--- START ---

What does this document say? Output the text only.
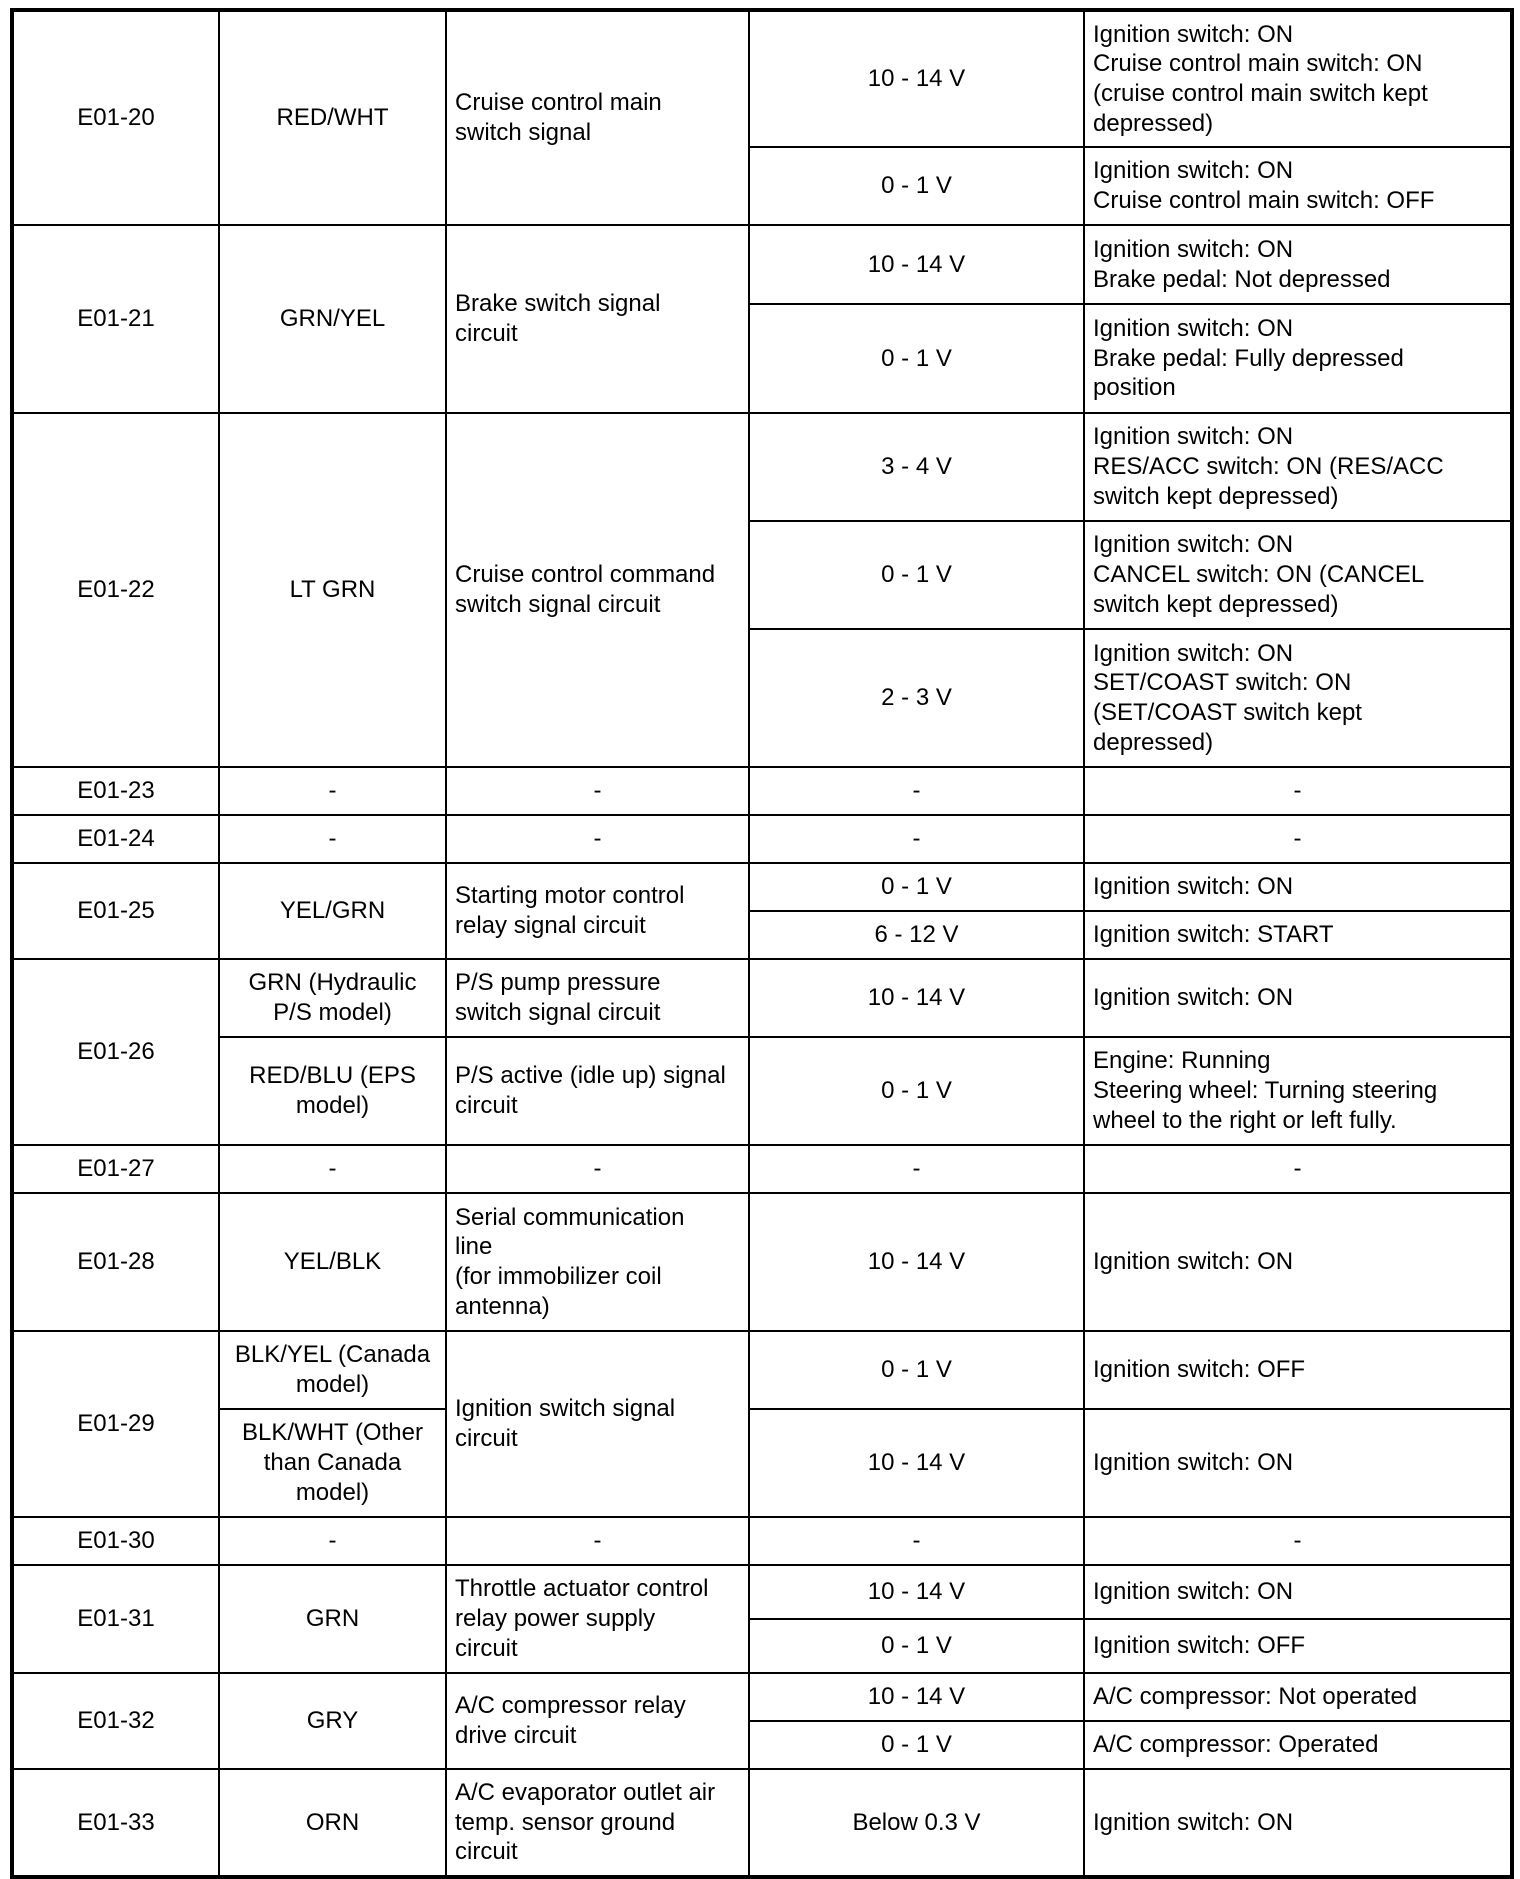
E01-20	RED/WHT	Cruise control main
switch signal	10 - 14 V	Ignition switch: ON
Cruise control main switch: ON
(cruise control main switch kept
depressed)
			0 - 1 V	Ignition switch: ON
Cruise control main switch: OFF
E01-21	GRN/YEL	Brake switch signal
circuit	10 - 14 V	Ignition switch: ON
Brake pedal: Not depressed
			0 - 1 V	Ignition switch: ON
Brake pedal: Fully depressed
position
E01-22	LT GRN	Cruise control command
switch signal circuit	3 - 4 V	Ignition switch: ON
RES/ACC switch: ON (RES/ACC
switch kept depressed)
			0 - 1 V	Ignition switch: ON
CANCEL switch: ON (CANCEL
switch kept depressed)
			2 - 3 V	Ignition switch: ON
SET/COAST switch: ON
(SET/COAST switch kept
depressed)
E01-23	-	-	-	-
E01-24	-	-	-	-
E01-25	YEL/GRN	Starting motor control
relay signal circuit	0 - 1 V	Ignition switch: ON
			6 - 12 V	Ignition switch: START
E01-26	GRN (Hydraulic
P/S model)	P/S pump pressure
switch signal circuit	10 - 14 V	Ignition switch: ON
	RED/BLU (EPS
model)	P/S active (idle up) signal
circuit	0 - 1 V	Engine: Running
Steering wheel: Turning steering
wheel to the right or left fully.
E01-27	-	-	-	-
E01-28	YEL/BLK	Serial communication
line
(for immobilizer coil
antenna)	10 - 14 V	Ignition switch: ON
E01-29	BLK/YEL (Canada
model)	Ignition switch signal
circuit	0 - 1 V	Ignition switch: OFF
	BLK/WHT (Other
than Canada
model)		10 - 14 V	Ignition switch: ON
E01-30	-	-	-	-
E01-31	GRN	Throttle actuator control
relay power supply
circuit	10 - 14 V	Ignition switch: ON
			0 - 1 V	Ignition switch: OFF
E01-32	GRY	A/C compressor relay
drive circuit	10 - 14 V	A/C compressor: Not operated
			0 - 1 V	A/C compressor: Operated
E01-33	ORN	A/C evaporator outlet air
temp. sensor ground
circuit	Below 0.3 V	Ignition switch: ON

--- END ---
--- START ---

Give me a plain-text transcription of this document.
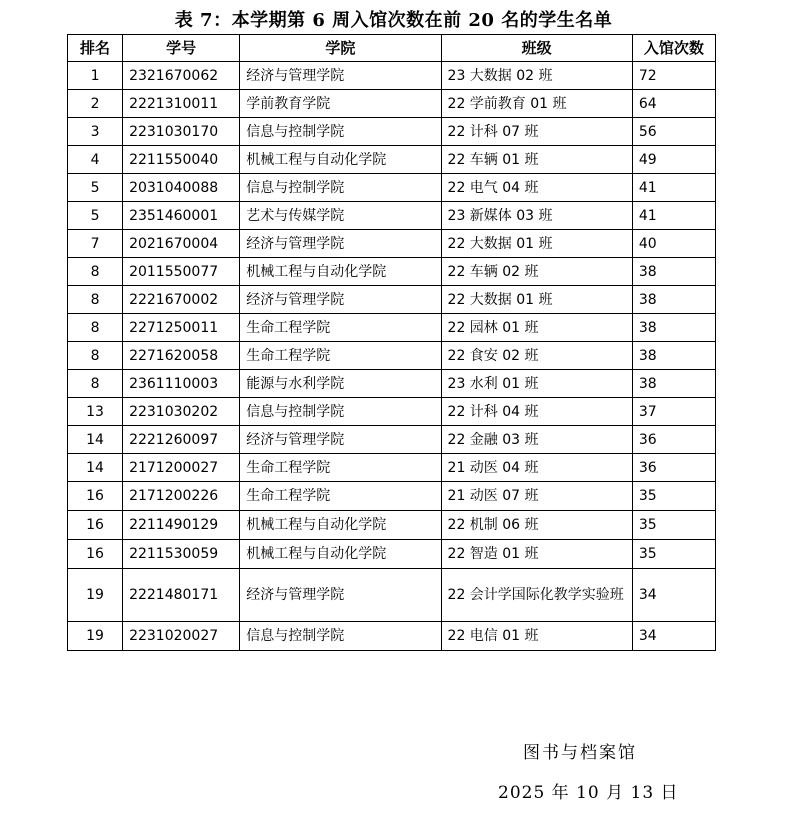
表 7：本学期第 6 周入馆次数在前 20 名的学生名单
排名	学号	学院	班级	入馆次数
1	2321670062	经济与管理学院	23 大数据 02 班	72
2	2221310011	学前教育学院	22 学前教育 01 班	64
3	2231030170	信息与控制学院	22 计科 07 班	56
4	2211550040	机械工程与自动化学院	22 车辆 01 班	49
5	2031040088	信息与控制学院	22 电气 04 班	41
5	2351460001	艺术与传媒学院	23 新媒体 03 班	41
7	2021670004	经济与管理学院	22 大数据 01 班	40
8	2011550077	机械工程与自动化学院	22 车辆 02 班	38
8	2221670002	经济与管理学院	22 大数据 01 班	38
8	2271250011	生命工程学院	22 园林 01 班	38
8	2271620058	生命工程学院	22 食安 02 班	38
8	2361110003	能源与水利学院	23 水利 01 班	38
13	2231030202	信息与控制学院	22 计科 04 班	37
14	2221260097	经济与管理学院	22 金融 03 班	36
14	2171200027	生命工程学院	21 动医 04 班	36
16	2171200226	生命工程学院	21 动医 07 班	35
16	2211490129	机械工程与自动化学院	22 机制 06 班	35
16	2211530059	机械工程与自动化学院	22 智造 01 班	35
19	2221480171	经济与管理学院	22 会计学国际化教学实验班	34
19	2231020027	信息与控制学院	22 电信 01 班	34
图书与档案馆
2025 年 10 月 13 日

--- END ---

# [Task requirements]
Show the lines from the data above that contain the string "relay".

# [Expected answer]
relay signal circuit	0 - 1 V	Ignition switch: ON
relay power supply
E01-32	GRY	A/C compressor relay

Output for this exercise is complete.